____ Available data

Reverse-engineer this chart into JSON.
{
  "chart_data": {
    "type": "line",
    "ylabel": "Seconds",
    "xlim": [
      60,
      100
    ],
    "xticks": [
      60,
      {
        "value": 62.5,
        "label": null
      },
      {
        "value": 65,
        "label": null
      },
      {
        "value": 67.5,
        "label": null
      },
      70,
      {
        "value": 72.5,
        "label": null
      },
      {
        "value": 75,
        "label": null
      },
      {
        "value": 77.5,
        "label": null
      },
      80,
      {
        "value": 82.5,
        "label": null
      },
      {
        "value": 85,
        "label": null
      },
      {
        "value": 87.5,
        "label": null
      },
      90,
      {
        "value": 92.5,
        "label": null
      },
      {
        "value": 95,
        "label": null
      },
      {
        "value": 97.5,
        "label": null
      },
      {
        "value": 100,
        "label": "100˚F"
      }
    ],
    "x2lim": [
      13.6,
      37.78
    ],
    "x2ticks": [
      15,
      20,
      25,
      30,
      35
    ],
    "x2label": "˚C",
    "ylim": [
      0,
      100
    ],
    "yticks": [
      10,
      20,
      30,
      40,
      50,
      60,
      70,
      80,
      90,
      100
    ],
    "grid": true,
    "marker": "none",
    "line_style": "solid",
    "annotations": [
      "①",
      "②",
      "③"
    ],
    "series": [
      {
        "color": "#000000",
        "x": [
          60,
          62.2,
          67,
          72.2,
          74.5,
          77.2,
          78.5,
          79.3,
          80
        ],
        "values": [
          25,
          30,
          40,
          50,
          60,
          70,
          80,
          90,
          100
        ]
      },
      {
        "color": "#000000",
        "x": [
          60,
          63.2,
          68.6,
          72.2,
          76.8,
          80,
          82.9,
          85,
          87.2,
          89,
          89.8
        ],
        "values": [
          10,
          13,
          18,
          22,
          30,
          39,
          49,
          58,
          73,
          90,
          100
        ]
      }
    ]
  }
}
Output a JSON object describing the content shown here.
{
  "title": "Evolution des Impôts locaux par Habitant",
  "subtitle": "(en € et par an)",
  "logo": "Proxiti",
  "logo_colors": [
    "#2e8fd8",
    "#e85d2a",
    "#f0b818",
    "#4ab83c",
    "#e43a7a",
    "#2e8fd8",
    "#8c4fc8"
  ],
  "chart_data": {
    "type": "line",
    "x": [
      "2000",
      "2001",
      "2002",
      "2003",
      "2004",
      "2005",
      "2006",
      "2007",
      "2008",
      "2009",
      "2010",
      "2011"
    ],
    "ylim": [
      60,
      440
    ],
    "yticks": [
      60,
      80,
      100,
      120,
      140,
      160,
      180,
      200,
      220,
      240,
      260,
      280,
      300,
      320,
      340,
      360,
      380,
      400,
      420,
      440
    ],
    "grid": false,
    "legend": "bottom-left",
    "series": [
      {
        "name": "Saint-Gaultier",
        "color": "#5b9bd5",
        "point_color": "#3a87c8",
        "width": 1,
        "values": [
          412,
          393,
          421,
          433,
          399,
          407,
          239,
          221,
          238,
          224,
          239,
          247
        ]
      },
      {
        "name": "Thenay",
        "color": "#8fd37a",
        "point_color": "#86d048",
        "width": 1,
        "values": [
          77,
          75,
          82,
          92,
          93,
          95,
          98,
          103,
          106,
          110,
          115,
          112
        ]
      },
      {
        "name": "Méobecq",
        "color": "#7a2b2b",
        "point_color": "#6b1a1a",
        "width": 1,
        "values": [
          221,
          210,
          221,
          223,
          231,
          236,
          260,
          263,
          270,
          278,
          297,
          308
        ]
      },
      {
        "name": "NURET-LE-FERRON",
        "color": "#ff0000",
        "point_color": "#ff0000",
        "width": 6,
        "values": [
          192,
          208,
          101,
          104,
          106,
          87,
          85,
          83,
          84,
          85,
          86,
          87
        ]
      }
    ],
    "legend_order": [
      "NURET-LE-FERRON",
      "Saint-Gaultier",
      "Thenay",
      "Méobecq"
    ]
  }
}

________

Instructions for the task:
The records above are to be copied in full, exactly as written.

Right answer:
Reverse-engineer this chart into JSON.
{
  "chart_data": {
    "type": "line",
    "ylabel": "Seconds",
    "xlim": [
      60,
      100
    ],
    "xticks": [
      60,
      {
        "value": 62.5,
        "label": null
      },
      {
        "value": 65,
        "label": null
      },
      {
        "value": 67.5,
        "label": null
      },
      70,
      {
        "value": 72.5,
        "label": null
      },
      {
        "value": 75,
        "label": null
      },
      {
        "value": 77.5,
        "label": null
      },
      80,
      {
        "value": 82.5,
        "label": null
      },
      {
        "value": 85,
        "label": null
      },
      {
        "value": 87.5,
        "label": null
      },
      90,
      {
        "value": 92.5,
        "label": null
      },
      {
        "value": 95,
        "label": null
      },
      {
        "value": 97.5,
        "label": null
      },
      {
        "value": 100,
        "label": "100˚F"
      }
    ],
    "x2lim": [
      13.6,
      37.78
    ],
    "x2ticks": [
      15,
      20,
      25,
      30,
      35
    ],
    "x2label": "˚C",
    "ylim": [
      0,
      100
    ],
    "yticks": [
      10,
      20,
      30,
      40,
      50,
      60,
      70,
      80,
      90,
      100
    ],
    "grid": true,
    "marker": "none",
    "line_style": "solid",
    "annotations": [
      "①",
      "②",
      "③"
    ],
    "series": [
      {
        "color": "#000000",
        "x": [
          60,
          62.2,
          67,
          72.2,
          74.5,
          77.2,
          78.5,
          79.3,
          80
        ],
        "values": [
          25,
          30,
          40,
          50,
          60,
          70,
          80,
          90,
          100
        ]
      },
      {
        "color": "#000000",
        "x": [
          60,
          63.2,
          68.6,
          72.2,
          76.8,
          80,
          82.9,
          85,
          87.2,
          89,
          89.8
        ],
        "values": [
          10,
          13,
          18,
          22,
          30,
          39,
          49,
          58,
          73,
          90,
          100
        ]
      }
    ]
  }
}
Output a JSON object describing the content shown here.
{
  "title": "Evolution des Impôts locaux par Habitant",
  "subtitle": "(en € et par an)",
  "logo": "Proxiti",
  "logo_colors": [
    "#2e8fd8",
    "#e85d2a",
    "#f0b818",
    "#4ab83c",
    "#e43a7a",
    "#2e8fd8",
    "#8c4fc8"
  ],
  "chart_data": {
    "type": "line",
    "x": [
      "2000",
      "2001",
      "2002",
      "2003",
      "2004",
      "2005",
      "2006",
      "2007",
      "2008",
      "2009",
      "2010",
      "2011"
    ],
    "ylim": [
      60,
      440
    ],
    "yticks": [
      60,
      80,
      100,
      120,
      140,
      160,
      180,
      200,
      220,
      240,
      260,
      280,
      300,
      320,
      340,
      360,
      380,
      400,
      420,
      440
    ],
    "grid": false,
    "legend": "bottom-left",
    "series": [
      {
        "name": "Saint-Gaultier",
        "color": "#5b9bd5",
        "point_color": "#3a87c8",
        "width": 1,
        "values": [
          412,
          393,
          421,
          433,
          399,
          407,
          239,
          221,
          238,
          224,
          239,
          247
        ]
      },
      {
        "name": "Thenay",
        "color": "#8fd37a",
        "point_color": "#86d048",
        "width": 1,
        "values": [
          77,
          75,
          82,
          92,
          93,
          95,
          98,
          103,
          106,
          110,
          115,
          112
        ]
      },
      {
        "name": "Méobecq",
        "color": "#7a2b2b",
        "point_color": "#6b1a1a",
        "width": 1,
        "values": [
          221,
          210,
          221,
          223,
          231,
          236,
          260,
          263,
          270,
          278,
          297,
          308
        ]
      },
      {
        "name": "NURET-LE-FERRON",
        "color": "#ff0000",
        "point_color": "#ff0000",
        "width": 6,
        "values": [
          192,
          208,
          101,
          104,
          106,
          87,
          85,
          83,
          84,
          85,
          86,
          87
        ]
      }
    ],
    "legend_order": [
      "NURET-LE-FERRON",
      "Saint-Gaultier",
      "Thenay",
      "Méobecq"
    ]
  }
}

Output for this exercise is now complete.